**Data for processing**
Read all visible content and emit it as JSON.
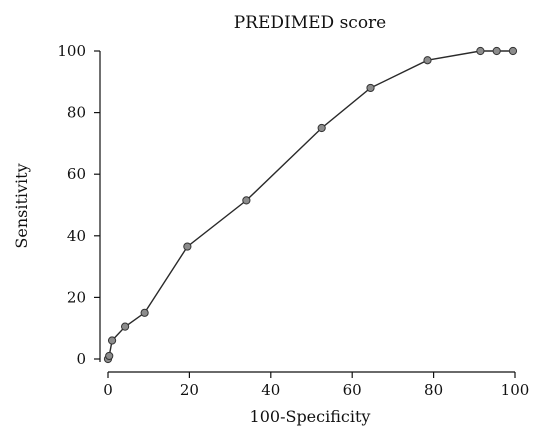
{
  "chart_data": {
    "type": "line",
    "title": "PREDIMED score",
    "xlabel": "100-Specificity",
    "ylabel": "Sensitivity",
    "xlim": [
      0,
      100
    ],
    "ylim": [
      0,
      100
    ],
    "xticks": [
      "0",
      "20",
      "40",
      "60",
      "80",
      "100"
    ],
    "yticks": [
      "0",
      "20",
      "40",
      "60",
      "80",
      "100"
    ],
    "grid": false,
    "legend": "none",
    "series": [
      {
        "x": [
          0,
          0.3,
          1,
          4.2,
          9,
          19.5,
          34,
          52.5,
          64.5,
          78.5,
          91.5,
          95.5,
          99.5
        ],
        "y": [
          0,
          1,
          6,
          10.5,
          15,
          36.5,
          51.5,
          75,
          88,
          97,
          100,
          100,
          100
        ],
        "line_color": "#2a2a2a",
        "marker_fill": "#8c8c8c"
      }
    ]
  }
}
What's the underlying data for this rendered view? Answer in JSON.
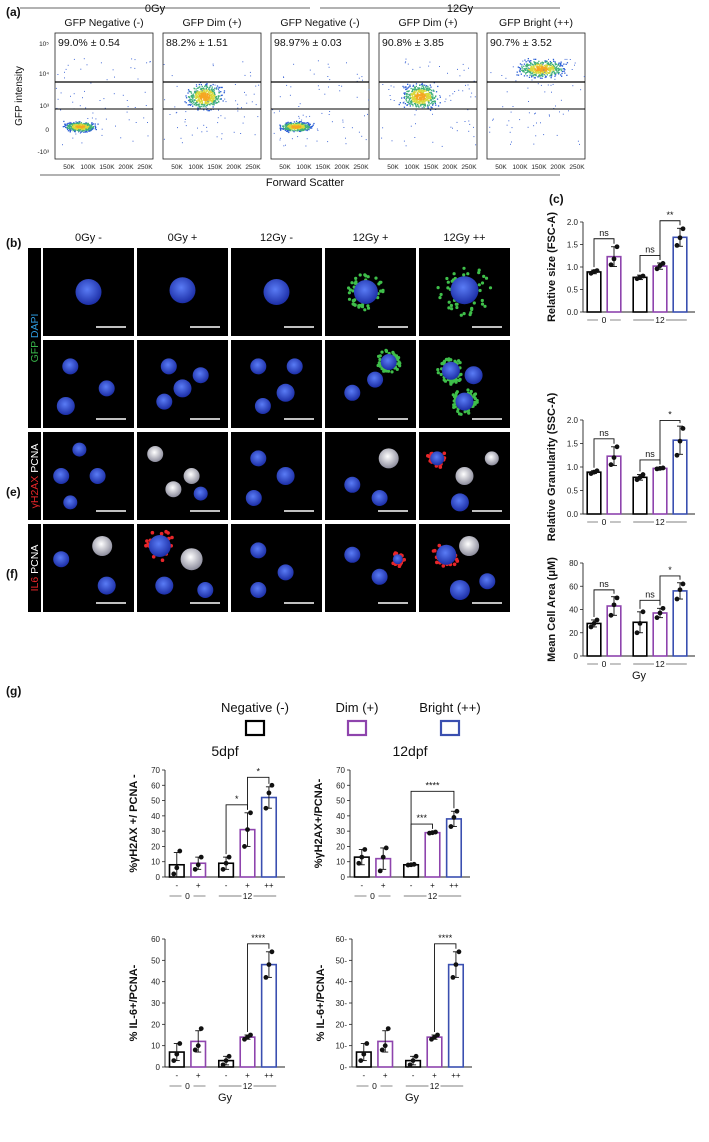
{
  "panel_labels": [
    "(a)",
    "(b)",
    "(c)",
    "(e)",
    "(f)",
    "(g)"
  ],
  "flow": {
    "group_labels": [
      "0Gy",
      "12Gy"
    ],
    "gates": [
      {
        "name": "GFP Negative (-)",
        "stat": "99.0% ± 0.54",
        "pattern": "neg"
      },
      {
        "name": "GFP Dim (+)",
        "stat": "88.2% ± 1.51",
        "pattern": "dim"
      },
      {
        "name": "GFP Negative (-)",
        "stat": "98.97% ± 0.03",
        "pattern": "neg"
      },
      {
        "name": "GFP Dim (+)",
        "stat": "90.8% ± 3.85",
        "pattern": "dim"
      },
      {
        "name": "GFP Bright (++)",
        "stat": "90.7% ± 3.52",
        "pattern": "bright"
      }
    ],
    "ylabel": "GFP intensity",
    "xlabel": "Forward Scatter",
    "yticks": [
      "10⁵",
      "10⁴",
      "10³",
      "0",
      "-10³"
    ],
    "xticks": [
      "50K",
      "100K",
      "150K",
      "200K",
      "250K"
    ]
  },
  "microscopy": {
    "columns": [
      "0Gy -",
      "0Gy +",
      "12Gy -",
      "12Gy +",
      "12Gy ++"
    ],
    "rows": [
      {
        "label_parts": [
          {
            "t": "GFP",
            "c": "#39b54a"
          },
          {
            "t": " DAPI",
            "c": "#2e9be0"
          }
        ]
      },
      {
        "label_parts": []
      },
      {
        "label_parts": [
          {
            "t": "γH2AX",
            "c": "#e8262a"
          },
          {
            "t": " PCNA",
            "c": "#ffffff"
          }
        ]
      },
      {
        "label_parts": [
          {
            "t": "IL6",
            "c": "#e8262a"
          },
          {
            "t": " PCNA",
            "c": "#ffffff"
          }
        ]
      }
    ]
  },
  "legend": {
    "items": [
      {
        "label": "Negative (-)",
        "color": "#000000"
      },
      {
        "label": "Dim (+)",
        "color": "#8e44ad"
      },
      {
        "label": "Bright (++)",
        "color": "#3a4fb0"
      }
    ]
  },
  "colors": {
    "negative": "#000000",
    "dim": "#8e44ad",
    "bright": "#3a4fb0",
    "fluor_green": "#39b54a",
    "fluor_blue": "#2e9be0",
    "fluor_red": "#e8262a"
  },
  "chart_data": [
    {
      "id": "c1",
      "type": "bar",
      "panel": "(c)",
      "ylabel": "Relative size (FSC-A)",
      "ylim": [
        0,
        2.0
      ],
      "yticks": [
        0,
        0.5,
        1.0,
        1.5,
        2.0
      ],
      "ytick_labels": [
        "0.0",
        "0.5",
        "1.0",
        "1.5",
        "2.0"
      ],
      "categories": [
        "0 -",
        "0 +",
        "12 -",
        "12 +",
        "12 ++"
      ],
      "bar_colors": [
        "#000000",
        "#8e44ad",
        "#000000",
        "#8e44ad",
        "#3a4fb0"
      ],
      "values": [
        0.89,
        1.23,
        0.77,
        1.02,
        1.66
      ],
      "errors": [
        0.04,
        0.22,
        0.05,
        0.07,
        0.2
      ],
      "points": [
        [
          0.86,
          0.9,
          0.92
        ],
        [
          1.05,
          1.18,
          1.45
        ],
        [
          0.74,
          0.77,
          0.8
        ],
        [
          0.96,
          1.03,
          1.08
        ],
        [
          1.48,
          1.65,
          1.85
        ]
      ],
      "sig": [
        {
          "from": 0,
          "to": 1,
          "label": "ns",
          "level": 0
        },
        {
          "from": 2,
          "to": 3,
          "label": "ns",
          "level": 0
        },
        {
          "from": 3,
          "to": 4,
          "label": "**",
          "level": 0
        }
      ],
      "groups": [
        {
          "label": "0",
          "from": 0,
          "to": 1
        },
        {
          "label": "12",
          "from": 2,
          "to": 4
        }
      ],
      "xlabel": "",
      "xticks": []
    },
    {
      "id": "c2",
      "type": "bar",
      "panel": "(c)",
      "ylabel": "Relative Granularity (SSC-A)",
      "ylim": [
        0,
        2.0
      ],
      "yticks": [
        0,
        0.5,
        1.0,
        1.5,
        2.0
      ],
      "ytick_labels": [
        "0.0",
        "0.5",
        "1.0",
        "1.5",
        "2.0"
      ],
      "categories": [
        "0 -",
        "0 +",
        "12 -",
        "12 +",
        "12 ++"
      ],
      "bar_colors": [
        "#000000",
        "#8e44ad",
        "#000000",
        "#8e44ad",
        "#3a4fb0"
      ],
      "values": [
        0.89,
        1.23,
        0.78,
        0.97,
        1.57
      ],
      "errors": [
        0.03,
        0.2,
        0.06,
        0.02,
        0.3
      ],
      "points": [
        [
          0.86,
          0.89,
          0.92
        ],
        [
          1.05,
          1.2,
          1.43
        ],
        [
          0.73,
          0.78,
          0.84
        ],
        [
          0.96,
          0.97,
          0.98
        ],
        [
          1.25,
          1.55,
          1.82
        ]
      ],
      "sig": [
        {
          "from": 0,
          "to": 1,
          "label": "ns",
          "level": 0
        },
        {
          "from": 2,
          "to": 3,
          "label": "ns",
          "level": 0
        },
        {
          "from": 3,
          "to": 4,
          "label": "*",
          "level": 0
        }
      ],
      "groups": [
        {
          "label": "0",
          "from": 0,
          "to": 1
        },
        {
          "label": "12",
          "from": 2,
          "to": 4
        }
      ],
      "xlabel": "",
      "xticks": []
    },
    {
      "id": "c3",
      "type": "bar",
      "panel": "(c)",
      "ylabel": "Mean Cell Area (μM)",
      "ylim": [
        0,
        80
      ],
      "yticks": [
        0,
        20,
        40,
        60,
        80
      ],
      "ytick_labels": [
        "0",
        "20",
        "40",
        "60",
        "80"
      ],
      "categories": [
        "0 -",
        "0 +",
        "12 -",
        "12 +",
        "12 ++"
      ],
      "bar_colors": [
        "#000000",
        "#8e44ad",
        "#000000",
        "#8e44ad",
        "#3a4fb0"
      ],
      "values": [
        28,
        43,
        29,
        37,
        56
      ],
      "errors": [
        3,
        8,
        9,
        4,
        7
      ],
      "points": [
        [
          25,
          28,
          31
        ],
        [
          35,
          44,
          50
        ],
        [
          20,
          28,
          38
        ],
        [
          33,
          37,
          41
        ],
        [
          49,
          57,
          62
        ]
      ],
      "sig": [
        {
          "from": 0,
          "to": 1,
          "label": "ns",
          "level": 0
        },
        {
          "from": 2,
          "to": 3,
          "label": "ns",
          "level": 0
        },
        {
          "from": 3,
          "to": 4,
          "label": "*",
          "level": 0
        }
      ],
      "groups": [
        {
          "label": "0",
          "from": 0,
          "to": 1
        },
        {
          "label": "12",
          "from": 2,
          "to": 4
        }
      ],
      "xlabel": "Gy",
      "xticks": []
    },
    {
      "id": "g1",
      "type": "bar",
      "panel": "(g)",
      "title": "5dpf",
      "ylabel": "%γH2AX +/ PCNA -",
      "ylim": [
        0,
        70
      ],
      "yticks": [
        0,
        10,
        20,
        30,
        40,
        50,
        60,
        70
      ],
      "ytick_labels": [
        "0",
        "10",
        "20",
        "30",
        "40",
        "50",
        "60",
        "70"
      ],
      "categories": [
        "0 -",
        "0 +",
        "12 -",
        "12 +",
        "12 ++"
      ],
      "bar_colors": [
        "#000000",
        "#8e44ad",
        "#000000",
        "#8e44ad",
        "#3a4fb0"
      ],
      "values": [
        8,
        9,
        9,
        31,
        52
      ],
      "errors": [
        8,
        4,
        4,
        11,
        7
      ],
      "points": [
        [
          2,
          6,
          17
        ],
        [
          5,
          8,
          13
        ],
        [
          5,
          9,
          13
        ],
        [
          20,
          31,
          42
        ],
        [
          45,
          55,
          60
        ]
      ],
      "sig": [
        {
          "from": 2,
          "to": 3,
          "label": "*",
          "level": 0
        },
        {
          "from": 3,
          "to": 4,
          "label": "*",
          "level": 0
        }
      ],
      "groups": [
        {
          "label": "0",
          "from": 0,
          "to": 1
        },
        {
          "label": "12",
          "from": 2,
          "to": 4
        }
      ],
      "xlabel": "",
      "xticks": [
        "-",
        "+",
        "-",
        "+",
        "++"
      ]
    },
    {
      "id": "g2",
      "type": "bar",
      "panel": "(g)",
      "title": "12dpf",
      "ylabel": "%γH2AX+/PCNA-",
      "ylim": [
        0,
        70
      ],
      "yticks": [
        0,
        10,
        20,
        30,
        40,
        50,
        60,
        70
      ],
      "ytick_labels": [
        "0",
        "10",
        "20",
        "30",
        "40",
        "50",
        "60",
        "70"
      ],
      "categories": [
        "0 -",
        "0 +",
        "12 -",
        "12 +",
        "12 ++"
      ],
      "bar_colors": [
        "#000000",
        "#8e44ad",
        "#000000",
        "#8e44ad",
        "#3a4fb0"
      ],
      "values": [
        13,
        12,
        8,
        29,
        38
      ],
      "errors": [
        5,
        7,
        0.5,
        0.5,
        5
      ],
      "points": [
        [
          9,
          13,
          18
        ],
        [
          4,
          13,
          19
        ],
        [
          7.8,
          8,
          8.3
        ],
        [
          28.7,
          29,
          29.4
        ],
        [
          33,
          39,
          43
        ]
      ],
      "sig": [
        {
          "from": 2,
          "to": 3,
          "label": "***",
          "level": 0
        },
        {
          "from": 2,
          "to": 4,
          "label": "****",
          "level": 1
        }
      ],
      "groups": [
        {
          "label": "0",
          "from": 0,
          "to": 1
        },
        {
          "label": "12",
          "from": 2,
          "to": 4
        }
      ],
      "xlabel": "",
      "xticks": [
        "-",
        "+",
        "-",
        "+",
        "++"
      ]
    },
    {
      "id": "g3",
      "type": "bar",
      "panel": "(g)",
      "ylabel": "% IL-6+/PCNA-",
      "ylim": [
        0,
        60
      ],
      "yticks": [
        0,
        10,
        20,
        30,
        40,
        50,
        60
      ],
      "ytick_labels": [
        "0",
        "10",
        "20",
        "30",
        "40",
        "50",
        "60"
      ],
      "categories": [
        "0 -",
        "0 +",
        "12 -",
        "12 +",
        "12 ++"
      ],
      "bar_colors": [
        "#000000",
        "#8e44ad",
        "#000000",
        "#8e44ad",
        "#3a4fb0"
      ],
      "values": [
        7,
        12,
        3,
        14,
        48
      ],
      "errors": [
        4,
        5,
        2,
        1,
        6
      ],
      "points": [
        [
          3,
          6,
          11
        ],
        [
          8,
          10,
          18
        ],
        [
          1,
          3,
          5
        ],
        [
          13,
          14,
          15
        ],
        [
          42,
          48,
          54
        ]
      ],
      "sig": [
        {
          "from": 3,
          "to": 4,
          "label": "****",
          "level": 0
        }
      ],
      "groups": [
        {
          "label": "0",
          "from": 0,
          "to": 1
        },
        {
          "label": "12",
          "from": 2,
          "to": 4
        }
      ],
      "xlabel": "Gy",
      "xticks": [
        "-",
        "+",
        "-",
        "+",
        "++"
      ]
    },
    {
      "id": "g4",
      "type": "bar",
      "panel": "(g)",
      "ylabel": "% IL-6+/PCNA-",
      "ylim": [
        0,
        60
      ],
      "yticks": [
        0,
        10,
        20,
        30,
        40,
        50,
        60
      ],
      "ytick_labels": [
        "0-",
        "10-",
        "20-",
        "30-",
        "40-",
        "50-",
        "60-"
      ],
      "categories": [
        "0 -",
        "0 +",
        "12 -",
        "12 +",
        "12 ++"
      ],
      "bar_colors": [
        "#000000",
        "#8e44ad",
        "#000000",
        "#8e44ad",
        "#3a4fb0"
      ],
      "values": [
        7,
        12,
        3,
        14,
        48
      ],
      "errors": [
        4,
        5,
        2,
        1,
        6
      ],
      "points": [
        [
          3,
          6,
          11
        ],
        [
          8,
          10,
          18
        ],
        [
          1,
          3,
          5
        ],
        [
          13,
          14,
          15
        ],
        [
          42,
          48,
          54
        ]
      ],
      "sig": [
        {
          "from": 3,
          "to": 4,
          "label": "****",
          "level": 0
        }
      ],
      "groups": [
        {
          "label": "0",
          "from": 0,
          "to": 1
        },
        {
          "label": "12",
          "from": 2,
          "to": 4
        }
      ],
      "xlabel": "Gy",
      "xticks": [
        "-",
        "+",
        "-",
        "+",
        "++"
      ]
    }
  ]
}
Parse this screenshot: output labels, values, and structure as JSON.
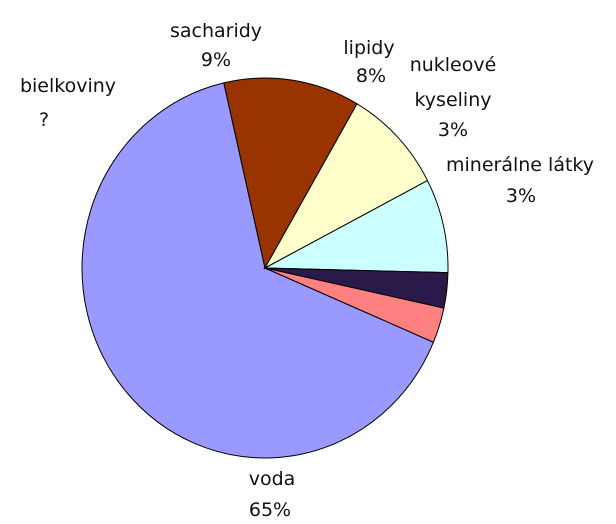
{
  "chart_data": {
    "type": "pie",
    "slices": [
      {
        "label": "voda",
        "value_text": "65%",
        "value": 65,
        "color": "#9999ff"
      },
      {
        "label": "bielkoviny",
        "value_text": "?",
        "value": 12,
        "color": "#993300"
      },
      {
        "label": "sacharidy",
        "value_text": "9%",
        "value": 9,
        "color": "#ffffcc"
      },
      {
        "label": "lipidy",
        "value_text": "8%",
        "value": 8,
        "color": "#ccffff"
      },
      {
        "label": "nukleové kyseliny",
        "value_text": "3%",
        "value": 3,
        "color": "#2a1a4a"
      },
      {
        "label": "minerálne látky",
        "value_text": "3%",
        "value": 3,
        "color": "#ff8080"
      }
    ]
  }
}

**Exercise goal**
Reproduce nothing but the lines that run from the line containing "Parse this screenshot: output" through the last line of the records, inclusive. Omit the pictures.

**Output for this exercise**
Parse this screenshot: output labels, values, and structure as JSON.
{
  "chart_data": {
    "type": "pie",
    "slices": [
      {
        "label": "voda",
        "value_text": "65%",
        "value": 65,
        "color": "#9999ff"
      },
      {
        "label": "bielkoviny",
        "value_text": "?",
        "value": 12,
        "color": "#993300"
      },
      {
        "label": "sacharidy",
        "value_text": "9%",
        "value": 9,
        "color": "#ffffcc"
      },
      {
        "label": "lipidy",
        "value_text": "8%",
        "value": 8,
        "color": "#ccffff"
      },
      {
        "label": "nukleové kyseliny",
        "value_text": "3%",
        "value": 3,
        "color": "#2a1a4a"
      },
      {
        "label": "minerálne látky",
        "value_text": "3%",
        "value": 3,
        "color": "#ff8080"
      }
    ]
  }
}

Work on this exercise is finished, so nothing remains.